Stored records:
▼▼▼

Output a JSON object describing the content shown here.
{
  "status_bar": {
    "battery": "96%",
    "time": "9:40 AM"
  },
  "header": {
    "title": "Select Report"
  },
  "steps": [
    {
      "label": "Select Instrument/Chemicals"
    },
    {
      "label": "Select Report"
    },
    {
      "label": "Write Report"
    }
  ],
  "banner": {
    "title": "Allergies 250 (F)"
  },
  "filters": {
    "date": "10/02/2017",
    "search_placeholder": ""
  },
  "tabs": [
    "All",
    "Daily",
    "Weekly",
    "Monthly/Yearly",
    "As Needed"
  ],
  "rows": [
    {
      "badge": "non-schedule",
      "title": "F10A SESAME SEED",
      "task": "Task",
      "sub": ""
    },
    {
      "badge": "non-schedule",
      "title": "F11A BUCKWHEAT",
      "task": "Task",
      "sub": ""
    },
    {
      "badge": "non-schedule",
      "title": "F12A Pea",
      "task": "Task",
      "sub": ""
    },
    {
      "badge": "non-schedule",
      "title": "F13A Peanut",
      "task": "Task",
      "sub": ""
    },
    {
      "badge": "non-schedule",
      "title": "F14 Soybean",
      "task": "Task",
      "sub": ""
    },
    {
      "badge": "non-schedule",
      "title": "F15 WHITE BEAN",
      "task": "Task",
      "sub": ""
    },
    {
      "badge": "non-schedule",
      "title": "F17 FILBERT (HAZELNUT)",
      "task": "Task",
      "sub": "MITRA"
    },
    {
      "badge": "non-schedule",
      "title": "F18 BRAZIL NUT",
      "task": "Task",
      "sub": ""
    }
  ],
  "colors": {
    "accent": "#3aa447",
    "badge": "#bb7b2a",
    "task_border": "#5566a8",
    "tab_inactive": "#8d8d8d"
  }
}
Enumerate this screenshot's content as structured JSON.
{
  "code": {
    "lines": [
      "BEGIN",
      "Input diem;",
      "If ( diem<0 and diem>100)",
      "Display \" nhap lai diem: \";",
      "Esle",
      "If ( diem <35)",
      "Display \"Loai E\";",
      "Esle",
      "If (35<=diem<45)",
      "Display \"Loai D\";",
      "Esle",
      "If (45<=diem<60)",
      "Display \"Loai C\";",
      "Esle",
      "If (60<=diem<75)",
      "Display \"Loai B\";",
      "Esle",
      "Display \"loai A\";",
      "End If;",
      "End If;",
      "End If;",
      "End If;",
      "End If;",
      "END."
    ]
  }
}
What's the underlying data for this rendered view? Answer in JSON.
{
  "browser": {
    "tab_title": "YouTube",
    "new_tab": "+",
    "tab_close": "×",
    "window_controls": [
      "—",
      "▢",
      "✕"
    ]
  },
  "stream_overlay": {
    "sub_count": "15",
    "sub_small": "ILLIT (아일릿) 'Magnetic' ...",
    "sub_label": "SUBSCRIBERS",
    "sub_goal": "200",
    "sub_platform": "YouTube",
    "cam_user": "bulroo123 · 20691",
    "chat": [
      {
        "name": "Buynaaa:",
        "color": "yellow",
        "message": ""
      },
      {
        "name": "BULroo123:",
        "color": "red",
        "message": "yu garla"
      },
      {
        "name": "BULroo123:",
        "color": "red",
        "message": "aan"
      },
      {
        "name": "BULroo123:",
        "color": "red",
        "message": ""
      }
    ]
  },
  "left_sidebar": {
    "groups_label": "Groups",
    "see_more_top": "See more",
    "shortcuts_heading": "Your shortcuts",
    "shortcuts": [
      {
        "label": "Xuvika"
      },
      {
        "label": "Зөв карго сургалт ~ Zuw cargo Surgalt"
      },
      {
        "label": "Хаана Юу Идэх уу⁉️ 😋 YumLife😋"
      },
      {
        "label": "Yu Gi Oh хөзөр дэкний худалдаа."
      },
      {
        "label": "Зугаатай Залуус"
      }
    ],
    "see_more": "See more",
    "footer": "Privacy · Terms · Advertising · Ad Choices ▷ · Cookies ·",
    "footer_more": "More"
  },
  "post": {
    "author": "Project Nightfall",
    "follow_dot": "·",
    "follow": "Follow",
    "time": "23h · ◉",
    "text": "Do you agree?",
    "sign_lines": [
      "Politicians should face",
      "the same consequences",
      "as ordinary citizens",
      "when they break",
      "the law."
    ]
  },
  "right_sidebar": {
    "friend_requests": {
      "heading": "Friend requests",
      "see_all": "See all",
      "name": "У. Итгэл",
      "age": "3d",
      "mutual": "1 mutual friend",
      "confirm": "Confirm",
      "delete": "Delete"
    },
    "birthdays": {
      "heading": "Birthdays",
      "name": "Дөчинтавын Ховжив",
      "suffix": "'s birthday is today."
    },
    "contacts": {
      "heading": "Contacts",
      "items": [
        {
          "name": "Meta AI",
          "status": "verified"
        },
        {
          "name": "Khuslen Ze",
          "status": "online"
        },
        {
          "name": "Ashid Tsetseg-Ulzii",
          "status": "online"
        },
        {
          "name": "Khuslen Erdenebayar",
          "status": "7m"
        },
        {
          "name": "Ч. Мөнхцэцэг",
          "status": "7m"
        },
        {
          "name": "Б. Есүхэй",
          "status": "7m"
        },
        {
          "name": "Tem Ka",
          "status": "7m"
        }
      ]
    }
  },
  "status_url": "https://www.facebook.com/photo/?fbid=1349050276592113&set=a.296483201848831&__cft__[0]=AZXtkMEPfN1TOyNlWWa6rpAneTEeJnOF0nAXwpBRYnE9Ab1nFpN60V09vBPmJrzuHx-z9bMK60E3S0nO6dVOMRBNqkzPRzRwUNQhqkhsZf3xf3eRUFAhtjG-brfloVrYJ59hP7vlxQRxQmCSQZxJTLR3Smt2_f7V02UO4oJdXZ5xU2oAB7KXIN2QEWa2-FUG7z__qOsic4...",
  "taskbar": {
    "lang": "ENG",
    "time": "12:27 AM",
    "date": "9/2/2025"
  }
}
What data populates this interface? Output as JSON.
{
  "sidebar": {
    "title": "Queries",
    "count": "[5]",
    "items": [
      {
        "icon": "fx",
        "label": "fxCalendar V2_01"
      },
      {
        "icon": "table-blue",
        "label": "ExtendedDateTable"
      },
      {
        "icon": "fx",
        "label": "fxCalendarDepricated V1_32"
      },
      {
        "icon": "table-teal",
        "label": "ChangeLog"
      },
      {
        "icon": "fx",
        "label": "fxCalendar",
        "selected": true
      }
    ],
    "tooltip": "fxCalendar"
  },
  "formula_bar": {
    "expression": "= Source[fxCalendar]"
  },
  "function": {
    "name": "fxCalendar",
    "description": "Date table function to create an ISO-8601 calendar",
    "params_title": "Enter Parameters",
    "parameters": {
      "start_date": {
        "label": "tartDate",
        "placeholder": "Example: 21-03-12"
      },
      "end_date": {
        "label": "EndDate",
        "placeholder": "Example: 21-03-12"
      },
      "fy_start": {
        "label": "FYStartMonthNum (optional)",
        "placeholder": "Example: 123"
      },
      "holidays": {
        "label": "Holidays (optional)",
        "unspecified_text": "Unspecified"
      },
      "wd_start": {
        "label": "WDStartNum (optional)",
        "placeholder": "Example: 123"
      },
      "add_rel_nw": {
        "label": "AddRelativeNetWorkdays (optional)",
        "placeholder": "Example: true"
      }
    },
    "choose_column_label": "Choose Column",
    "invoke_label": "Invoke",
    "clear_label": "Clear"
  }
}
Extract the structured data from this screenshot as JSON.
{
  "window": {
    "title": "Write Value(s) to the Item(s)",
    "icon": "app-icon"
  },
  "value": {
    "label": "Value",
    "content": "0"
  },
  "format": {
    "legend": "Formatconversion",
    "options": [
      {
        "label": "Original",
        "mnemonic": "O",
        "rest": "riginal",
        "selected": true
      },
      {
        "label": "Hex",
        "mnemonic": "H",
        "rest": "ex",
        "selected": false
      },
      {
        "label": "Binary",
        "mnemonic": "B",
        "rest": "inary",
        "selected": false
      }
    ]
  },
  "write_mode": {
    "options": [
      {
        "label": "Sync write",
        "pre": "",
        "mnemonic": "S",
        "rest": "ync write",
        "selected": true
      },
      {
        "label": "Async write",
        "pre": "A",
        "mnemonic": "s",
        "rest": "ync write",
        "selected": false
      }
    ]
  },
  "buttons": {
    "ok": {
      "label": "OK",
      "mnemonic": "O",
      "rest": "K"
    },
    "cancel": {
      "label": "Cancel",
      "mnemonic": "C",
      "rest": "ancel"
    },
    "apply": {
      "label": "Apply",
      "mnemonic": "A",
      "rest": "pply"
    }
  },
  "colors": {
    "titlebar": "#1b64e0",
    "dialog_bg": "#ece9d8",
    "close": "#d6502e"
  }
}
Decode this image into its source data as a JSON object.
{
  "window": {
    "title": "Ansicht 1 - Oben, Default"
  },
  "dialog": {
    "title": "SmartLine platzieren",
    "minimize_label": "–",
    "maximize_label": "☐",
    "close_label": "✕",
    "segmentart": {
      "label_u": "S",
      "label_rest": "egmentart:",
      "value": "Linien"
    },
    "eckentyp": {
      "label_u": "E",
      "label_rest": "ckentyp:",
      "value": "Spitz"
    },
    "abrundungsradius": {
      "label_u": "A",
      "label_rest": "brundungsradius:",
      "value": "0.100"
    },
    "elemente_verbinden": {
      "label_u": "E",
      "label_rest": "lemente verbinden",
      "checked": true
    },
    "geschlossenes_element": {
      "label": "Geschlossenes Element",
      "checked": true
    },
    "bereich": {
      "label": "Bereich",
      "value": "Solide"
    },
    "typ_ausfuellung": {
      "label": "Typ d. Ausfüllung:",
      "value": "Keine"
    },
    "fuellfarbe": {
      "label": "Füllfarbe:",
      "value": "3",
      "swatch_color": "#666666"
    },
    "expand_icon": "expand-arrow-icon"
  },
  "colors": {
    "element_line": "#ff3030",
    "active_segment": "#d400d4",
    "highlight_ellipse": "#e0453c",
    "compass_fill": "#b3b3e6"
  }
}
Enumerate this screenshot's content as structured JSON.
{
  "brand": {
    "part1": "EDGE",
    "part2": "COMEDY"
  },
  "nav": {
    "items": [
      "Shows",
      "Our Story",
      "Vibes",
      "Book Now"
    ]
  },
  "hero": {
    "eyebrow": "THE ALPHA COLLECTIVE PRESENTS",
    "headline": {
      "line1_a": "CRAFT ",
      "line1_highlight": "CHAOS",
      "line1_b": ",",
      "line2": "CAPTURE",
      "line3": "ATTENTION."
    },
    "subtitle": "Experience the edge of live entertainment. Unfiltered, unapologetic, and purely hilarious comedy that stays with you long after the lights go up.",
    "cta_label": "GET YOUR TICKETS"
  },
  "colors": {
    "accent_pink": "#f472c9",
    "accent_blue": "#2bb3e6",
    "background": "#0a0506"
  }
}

▲▲▲

- **GOAL**: Show all lines in the entries above where the word "Output" appears.

- **FULL ANSWER**:
Output a JSON object describing the content shown here.
What data populates this interface? Output as JSON.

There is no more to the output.